Data records
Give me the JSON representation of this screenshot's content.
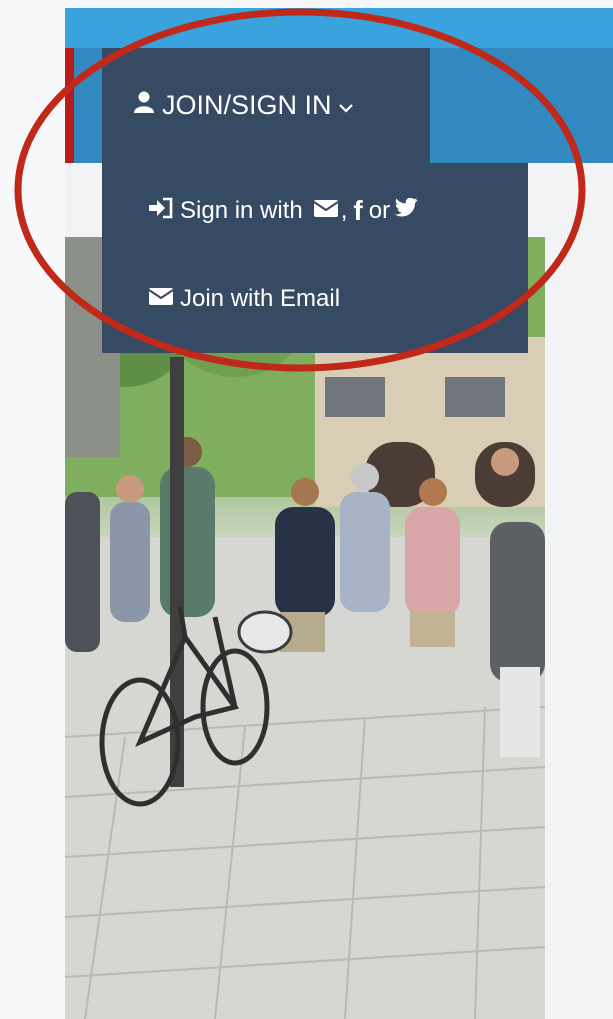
{
  "nav": {
    "join_label": "JOIN/SIGN IN",
    "icons": {
      "user": "user-icon",
      "chevron": "chevron-down-icon"
    }
  },
  "dropdown": {
    "signin": {
      "prefix": "Sign in with",
      "sep": ",",
      "facebook": "f",
      "or": "or",
      "icons": [
        "sign-in-icon",
        "envelope-icon",
        "facebook-icon",
        "twitter-icon"
      ]
    },
    "join": {
      "label": "Join with Email",
      "icon": "envelope-icon"
    }
  },
  "colors": {
    "nav_blue": "#3289bf",
    "top_blue": "#3aa3de",
    "dark_slate": "#374a64",
    "annotation_red": "#c0281a"
  }
}
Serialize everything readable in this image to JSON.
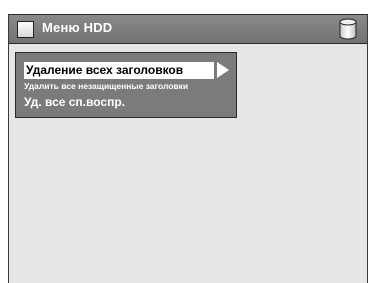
{
  "header": {
    "title": "Меню HDD",
    "left_icon": "menu-icon",
    "right_icon": "hdd-icon"
  },
  "menu": {
    "items": [
      {
        "label": "Удаление всех заголовков",
        "selected": true
      },
      {
        "label": "Удалить все незащищенные заголовки",
        "selected": false
      },
      {
        "label": "Уд. все сп.воспр.",
        "selected": false
      }
    ]
  },
  "colors": {
    "title_bar": "#7f7f7f",
    "panel": "#7b7b7b",
    "background": "#e6e6e6",
    "highlight": "#ffffff"
  }
}
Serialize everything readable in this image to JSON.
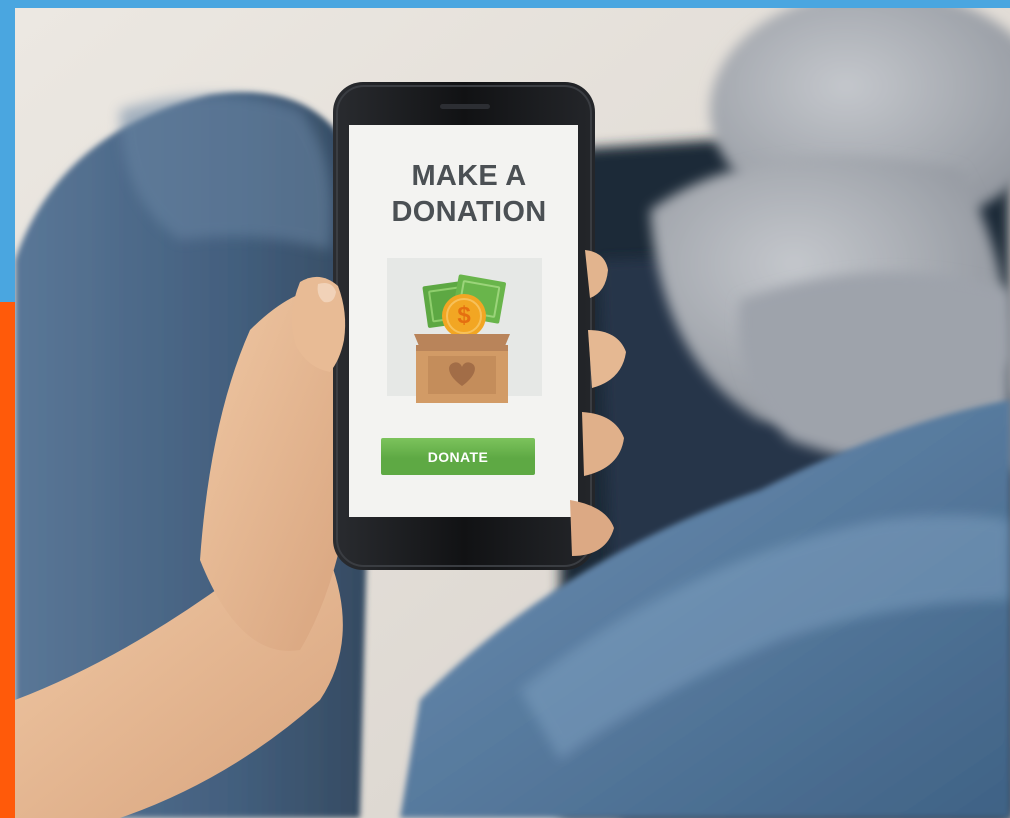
{
  "colors": {
    "frame_blue": "#4aa6e0",
    "frame_orange": "#ff5a0a",
    "wall": "#e6e1da",
    "sofa_dark": "#1f2a38",
    "cushion": "#a9adb4",
    "jeans_dark": "#3f5a78",
    "jeans_light": "#6d8fb2",
    "skin": "#e2b48e",
    "phone_body": "#151618",
    "screen": "#f3f3f1",
    "title_text": "#4b5054",
    "button_green": "#5ea944",
    "button_green_top": "#7cc35c",
    "box": "#d29b66",
    "box_dark": "#a7744b",
    "cash": "#69b54b",
    "coin": "#f2a623",
    "heart": "#a26d47"
  },
  "screen": {
    "title_line1": "MAKE A",
    "title_line2": "DONATION",
    "button_label": "DONATE"
  },
  "icons": {
    "illustration": "donation-box-icon",
    "coin": "dollar-coin-icon"
  },
  "coin_symbol": "$"
}
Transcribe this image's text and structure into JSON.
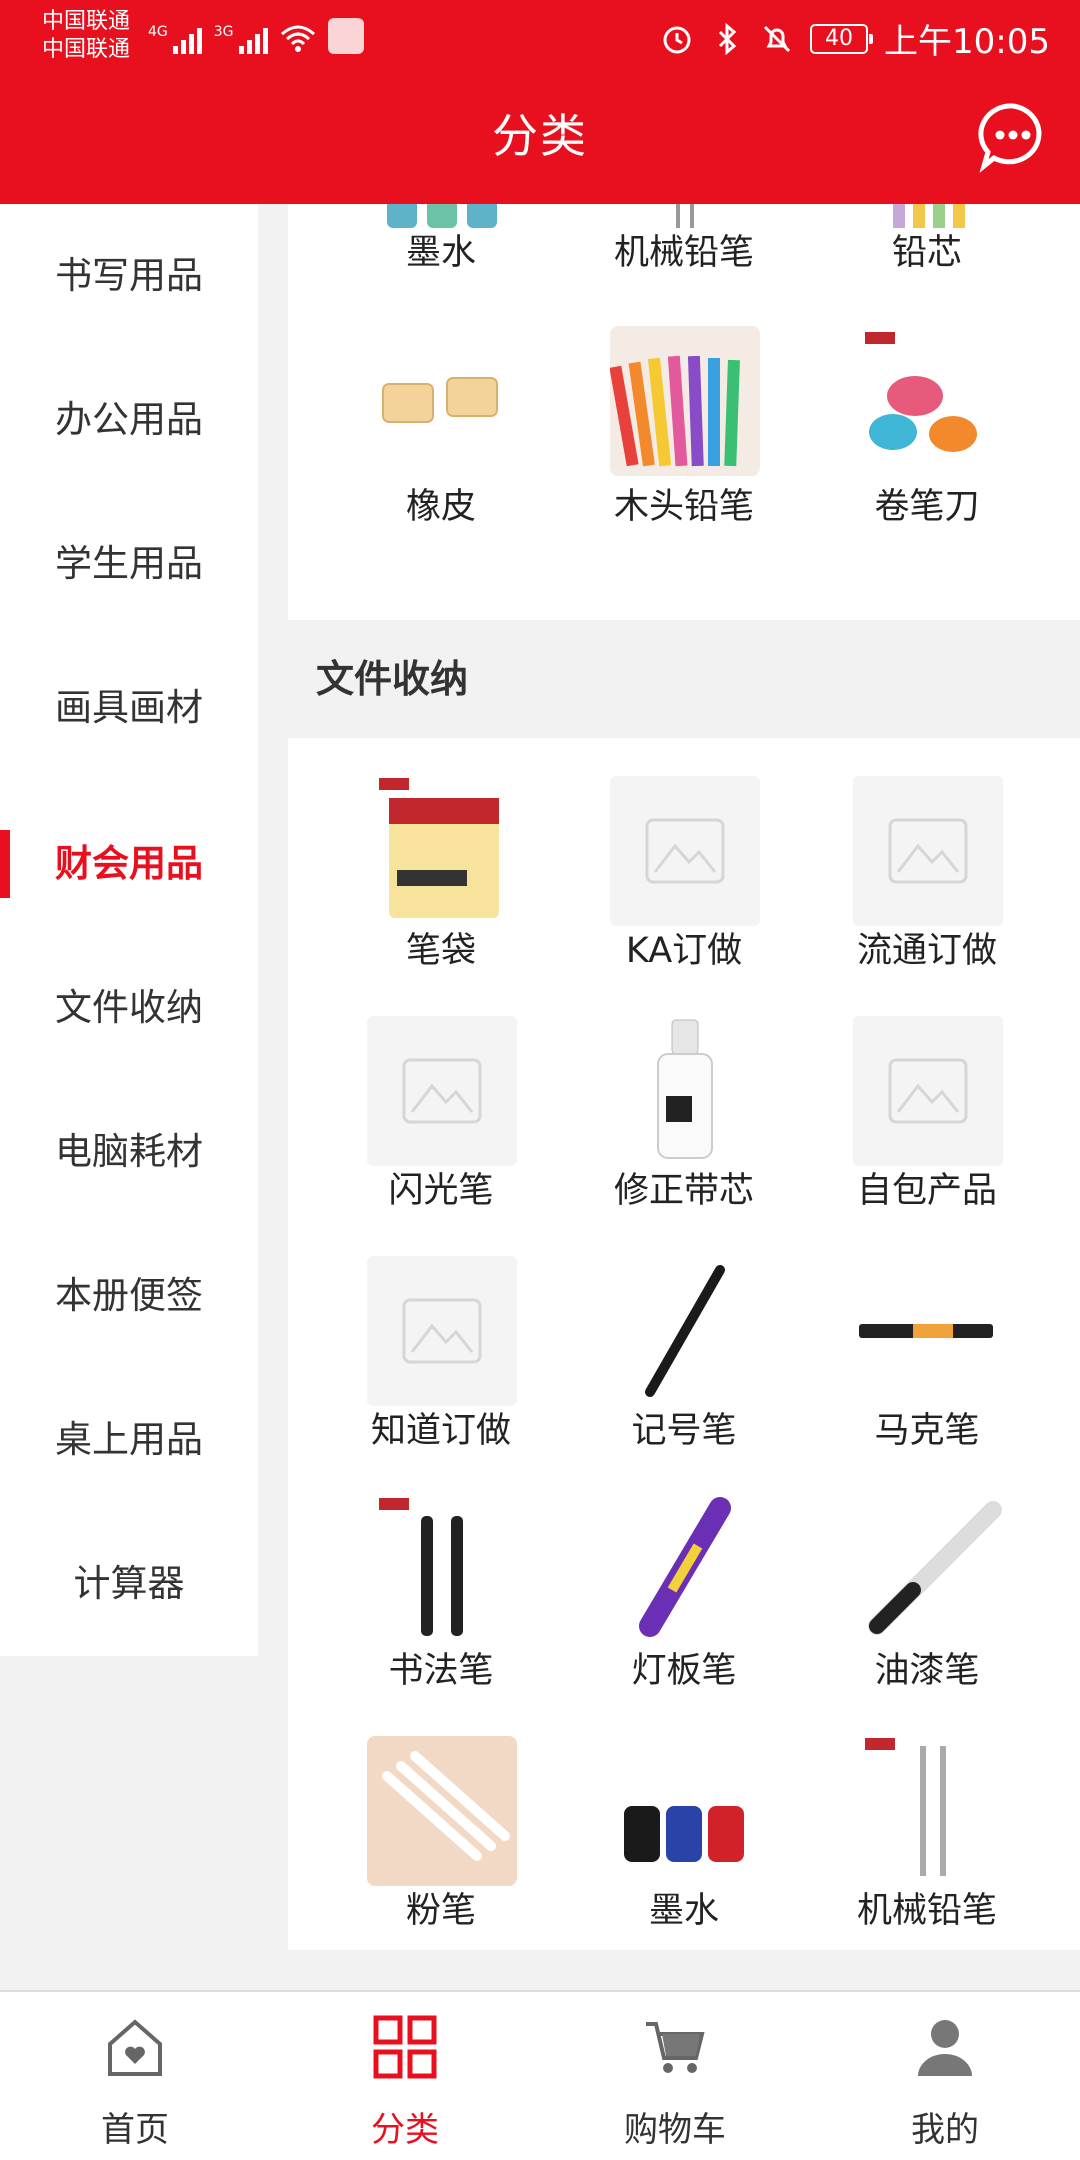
{
  "status_bar": {
    "carrier_line1": "中国联通",
    "carrier_line2": "中国联通",
    "net1": "4G",
    "net2": "3G",
    "battery": "40",
    "time": "上午10:05"
  },
  "header": {
    "title": "分类",
    "accent_color": "#e8101f"
  },
  "sidebar": {
    "items": [
      {
        "label": "书写用品"
      },
      {
        "label": "办公用品"
      },
      {
        "label": "学生用品"
      },
      {
        "label": "画具画材"
      },
      {
        "label": "财会用品",
        "active": true
      },
      {
        "label": "文件收纳"
      },
      {
        "label": "电脑耗材"
      },
      {
        "label": "本册便签"
      },
      {
        "label": "桌上用品"
      },
      {
        "label": "计算器"
      }
    ]
  },
  "content": {
    "top_items": [
      {
        "label": "墨水"
      },
      {
        "label": "机械铅笔"
      },
      {
        "label": "铅芯"
      },
      {
        "label": "橡皮",
        "icon": "eraser-icon"
      },
      {
        "label": "木头铅笔",
        "icon": "colored-pencils-icon"
      },
      {
        "label": "卷笔刀",
        "icon": "sharpener-icon"
      }
    ],
    "section": {
      "title": "文件收纳",
      "items": [
        {
          "label": "笔袋",
          "icon": "sticky-notes-icon"
        },
        {
          "label": "KA订做",
          "icon": "placeholder-image-icon"
        },
        {
          "label": "流通订做",
          "icon": "placeholder-image-icon"
        },
        {
          "label": "闪光笔",
          "icon": "placeholder-image-icon"
        },
        {
          "label": "修正带芯",
          "icon": "correction-fluid-icon"
        },
        {
          "label": "自包产品",
          "icon": "placeholder-image-icon"
        },
        {
          "label": "知道订做",
          "icon": "placeholder-image-icon"
        },
        {
          "label": "记号笔",
          "icon": "marker-pen-icon"
        },
        {
          "label": "马克笔",
          "icon": "marker-icon"
        },
        {
          "label": "书法笔",
          "icon": "brush-pen-icon"
        },
        {
          "label": "灯板笔",
          "icon": "led-board-pen-icon"
        },
        {
          "label": "油漆笔",
          "icon": "paint-pen-icon"
        },
        {
          "label": "粉笔",
          "icon": "chalk-markers-icon"
        },
        {
          "label": "墨水",
          "icon": "ink-bottles-icon"
        },
        {
          "label": "机械铅笔",
          "icon": "mechanical-pencil-icon"
        }
      ]
    }
  },
  "tabbar": {
    "tabs": [
      {
        "label": "首页",
        "icon": "home-icon"
      },
      {
        "label": "分类",
        "icon": "category-icon",
        "active": true
      },
      {
        "label": "购物车",
        "icon": "cart-icon"
      },
      {
        "label": "我的",
        "icon": "user-icon"
      }
    ]
  }
}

What you have to do
Copy out the lines that hold "JSON".

Answer for the task
Give me the JSON representation of this screenshot's content.
Serialize everything readable in this image to JSON.
Serialize everything readable in this image to JSON.
Transcribe this image's text and structure into JSON.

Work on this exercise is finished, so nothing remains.